§ Task
Repeat each line word for word.

§ Task inputs
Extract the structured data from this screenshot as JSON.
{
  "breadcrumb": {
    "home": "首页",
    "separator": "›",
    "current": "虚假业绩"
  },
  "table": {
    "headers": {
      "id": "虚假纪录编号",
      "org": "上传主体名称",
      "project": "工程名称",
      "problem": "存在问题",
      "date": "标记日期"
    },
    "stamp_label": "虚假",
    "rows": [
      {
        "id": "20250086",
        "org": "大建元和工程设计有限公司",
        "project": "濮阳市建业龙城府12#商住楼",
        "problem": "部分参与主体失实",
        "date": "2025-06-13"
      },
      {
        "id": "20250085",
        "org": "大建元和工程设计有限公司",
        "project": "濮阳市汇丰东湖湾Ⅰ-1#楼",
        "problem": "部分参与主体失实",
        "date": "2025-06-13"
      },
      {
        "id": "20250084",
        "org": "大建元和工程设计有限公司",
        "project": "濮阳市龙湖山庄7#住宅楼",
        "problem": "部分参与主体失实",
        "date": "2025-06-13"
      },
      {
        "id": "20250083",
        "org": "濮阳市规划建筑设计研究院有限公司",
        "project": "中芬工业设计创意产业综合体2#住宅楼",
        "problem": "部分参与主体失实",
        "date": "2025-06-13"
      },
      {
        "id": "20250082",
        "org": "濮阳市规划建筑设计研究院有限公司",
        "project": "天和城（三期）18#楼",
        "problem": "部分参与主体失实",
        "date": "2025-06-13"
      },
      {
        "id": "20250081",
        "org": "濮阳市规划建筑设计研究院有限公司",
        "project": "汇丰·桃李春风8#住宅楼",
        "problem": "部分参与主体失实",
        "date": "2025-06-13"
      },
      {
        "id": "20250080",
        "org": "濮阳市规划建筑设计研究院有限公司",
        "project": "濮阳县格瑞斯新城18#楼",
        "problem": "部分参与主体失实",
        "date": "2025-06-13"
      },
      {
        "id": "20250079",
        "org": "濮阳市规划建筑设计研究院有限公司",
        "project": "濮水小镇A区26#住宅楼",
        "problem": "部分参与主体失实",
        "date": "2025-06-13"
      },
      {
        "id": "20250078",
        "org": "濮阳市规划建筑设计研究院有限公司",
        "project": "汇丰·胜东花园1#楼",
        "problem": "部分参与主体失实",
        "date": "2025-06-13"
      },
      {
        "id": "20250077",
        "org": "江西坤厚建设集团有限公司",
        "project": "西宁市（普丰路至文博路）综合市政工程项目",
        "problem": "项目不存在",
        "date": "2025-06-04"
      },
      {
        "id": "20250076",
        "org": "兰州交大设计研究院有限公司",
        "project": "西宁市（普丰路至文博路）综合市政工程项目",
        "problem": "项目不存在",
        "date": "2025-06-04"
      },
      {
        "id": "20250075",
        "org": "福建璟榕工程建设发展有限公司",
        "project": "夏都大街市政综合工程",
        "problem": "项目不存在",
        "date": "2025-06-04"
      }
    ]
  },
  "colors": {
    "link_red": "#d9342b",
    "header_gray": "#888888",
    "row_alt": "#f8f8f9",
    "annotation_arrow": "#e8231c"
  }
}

§ Result of this task
Extract the structured data from this screenshot as JSON.
{
  "breadcrumb": {
    "home": "首页",
    "separator": "›",
    "current": "虚假业绩"
  },
  "table": {
    "headers": {
      "id": "虚假纪录编号",
      "org": "上传主体名称",
      "project": "工程名称",
      "problem": "存在问题",
      "date": "标记日期"
    },
    "stamp_label": "虚假",
    "rows": [
      {
        "id": "20250086",
        "org": "大建元和工程设计有限公司",
        "project": "濮阳市建业龙城府12#商住楼",
        "problem": "部分参与主体失实",
        "date": "2025-06-13"
      },
      {
        "id": "20250085",
        "org": "大建元和工程设计有限公司",
        "project": "濮阳市汇丰东湖湾Ⅰ-1#楼",
        "problem": "部分参与主体失实",
        "date": "2025-06-13"
      },
      {
        "id": "20250084",
        "org": "大建元和工程设计有限公司",
        "project": "濮阳市龙湖山庄7#住宅楼",
        "problem": "部分参与主体失实",
        "date": "2025-06-13"
      },
      {
        "id": "20250083",
        "org": "濮阳市规划建筑设计研究院有限公司",
        "project": "中芬工业设计创意产业综合体2#住宅楼",
        "problem": "部分参与主体失实",
        "date": "2025-06-13"
      },
      {
        "id": "20250082",
        "org": "濮阳市规划建筑设计研究院有限公司",
        "project": "天和城（三期）18#楼",
        "problem": "部分参与主体失实",
        "date": "2025-06-13"
      },
      {
        "id": "20250081",
        "org": "濮阳市规划建筑设计研究院有限公司",
        "project": "汇丰·桃李春风8#住宅楼",
        "problem": "部分参与主体失实",
        "date": "2025-06-13"
      },
      {
        "id": "20250080",
        "org": "濮阳市规划建筑设计研究院有限公司",
        "project": "濮阳县格瑞斯新城18#楼",
        "problem": "部分参与主体失实",
        "date": "2025-06-13"
      },
      {
        "id": "20250079",
        "org": "濮阳市规划建筑设计研究院有限公司",
        "project": "濮水小镇A区26#住宅楼",
        "problem": "部分参与主体失实",
        "date": "2025-06-13"
      },
      {
        "id": "20250078",
        "org": "濮阳市规划建筑设计研究院有限公司",
        "project": "汇丰·胜东花园1#楼",
        "problem": "部分参与主体失实",
        "date": "2025-06-13"
      },
      {
        "id": "20250077",
        "org": "江西坤厚建设集团有限公司",
        "project": "西宁市（普丰路至文博路）综合市政工程项目",
        "problem": "项目不存在",
        "date": "2025-06-04"
      },
      {
        "id": "20250076",
        "org": "兰州交大设计研究院有限公司",
        "project": "西宁市（普丰路至文博路）综合市政工程项目",
        "problem": "项目不存在",
        "date": "2025-06-04"
      },
      {
        "id": "20250075",
        "org": "福建璟榕工程建设发展有限公司",
        "project": "夏都大街市政综合工程",
        "problem": "项目不存在",
        "date": "2025-06-04"
      }
    ]
  },
  "colors": {
    "link_red": "#d9342b",
    "header_gray": "#888888",
    "row_alt": "#f8f8f9",
    "annotation_arrow": "#e8231c"
  }
}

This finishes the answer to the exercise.